Exercise task =>
Reproduce the entries in full, with no changes.

Data =>
┄┄┄┄┄┄┄┄┄┄
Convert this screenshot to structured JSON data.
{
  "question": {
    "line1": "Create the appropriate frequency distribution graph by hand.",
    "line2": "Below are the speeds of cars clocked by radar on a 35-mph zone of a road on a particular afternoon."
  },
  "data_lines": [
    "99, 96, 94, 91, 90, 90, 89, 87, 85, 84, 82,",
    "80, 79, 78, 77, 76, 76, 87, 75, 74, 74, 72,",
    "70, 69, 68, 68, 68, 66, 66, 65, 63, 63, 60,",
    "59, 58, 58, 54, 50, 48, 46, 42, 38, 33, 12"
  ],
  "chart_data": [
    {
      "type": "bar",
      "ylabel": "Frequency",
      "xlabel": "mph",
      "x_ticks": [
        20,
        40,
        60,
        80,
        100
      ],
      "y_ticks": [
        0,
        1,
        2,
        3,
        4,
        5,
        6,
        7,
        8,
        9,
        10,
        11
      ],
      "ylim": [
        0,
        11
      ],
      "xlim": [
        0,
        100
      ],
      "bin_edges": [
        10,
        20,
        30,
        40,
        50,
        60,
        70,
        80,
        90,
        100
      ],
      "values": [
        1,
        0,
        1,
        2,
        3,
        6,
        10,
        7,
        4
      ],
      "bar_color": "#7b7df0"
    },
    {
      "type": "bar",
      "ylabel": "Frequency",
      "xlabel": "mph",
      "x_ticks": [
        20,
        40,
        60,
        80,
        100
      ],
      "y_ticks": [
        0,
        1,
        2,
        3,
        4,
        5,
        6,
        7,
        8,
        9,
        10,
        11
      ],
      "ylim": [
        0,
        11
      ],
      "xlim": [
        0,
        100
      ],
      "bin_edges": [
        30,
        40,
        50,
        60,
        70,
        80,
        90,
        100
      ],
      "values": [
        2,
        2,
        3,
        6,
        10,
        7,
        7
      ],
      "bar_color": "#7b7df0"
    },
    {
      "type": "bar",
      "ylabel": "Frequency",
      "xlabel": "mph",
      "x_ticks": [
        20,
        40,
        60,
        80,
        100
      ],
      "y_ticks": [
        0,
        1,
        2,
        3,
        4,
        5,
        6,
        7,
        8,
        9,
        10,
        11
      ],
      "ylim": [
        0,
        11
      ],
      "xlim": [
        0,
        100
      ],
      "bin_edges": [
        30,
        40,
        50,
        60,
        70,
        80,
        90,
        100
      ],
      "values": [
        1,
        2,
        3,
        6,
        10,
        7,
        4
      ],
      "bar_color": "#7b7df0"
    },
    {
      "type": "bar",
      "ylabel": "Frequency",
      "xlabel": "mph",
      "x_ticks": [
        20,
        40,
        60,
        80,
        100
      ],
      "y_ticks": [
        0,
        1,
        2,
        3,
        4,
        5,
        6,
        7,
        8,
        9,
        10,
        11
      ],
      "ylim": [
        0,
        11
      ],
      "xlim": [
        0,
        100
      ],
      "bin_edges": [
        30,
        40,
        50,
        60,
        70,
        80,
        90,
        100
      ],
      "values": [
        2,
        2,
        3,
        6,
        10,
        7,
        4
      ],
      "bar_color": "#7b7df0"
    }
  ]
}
┄┄┄┄┄┄┄┄┄┄
Solution for this problem =>
Convert this screenshot to structured JSON data.
{
  "question": {
    "line1": "Create the appropriate frequency distribution graph by hand.",
    "line2": "Below are the speeds of cars clocked by radar on a 35-mph zone of a road on a particular afternoon."
  },
  "data_lines": [
    "99, 96, 94, 91, 90, 90, 89, 87, 85, 84, 82,",
    "80, 79, 78, 77, 76, 76, 87, 75, 74, 74, 72,",
    "70, 69, 68, 68, 68, 66, 66, 65, 63, 63, 60,",
    "59, 58, 58, 54, 50, 48, 46, 42, 38, 33, 12"
  ],
  "chart_data": [
    {
      "type": "bar",
      "ylabel": "Frequency",
      "xlabel": "mph",
      "x_ticks": [
        20,
        40,
        60,
        80,
        100
      ],
      "y_ticks": [
        0,
        1,
        2,
        3,
        4,
        5,
        6,
        7,
        8,
        9,
        10,
        11
      ],
      "ylim": [
        0,
        11
      ],
      "xlim": [
        0,
        100
      ],
      "bin_edges": [
        10,
        20,
        30,
        40,
        50,
        60,
        70,
        80,
        90,
        100
      ],
      "values": [
        1,
        0,
        1,
        2,
        3,
        6,
        10,
        7,
        4
      ],
      "bar_color": "#7b7df0"
    },
    {
      "type": "bar",
      "ylabel": "Frequency",
      "xlabel": "mph",
      "x_ticks": [
        20,
        40,
        60,
        80,
        100
      ],
      "y_ticks": [
        0,
        1,
        2,
        3,
        4,
        5,
        6,
        7,
        8,
        9,
        10,
        11
      ],
      "ylim": [
        0,
        11
      ],
      "xlim": [
        0,
        100
      ],
      "bin_edges": [
        30,
        40,
        50,
        60,
        70,
        80,
        90,
        100
      ],
      "values": [
        2,
        2,
        3,
        6,
        10,
        7,
        7
      ],
      "bar_color": "#7b7df0"
    },
    {
      "type": "bar",
      "ylabel": "Frequency",
      "xlabel": "mph",
      "x_ticks": [
        20,
        40,
        60,
        80,
        100
      ],
      "y_ticks": [
        0,
        1,
        2,
        3,
        4,
        5,
        6,
        7,
        8,
        9,
        10,
        11
      ],
      "ylim": [
        0,
        11
      ],
      "xlim": [
        0,
        100
      ],
      "bin_edges": [
        30,
        40,
        50,
        60,
        70,
        80,
        90,
        100
      ],
      "values": [
        1,
        2,
        3,
        6,
        10,
        7,
        4
      ],
      "bar_color": "#7b7df0"
    },
    {
      "type": "bar",
      "ylabel": "Frequency",
      "xlabel": "mph",
      "x_ticks": [
        20,
        40,
        60,
        80,
        100
      ],
      "y_ticks": [
        0,
        1,
        2,
        3,
        4,
        5,
        6,
        7,
        8,
        9,
        10,
        11
      ],
      "ylim": [
        0,
        11
      ],
      "xlim": [
        0,
        100
      ],
      "bin_edges": [
        30,
        40,
        50,
        60,
        70,
        80,
        90,
        100
      ],
      "values": [
        2,
        2,
        3,
        6,
        10,
        7,
        4
      ],
      "bar_color": "#7b7df0"
    }
  ]
}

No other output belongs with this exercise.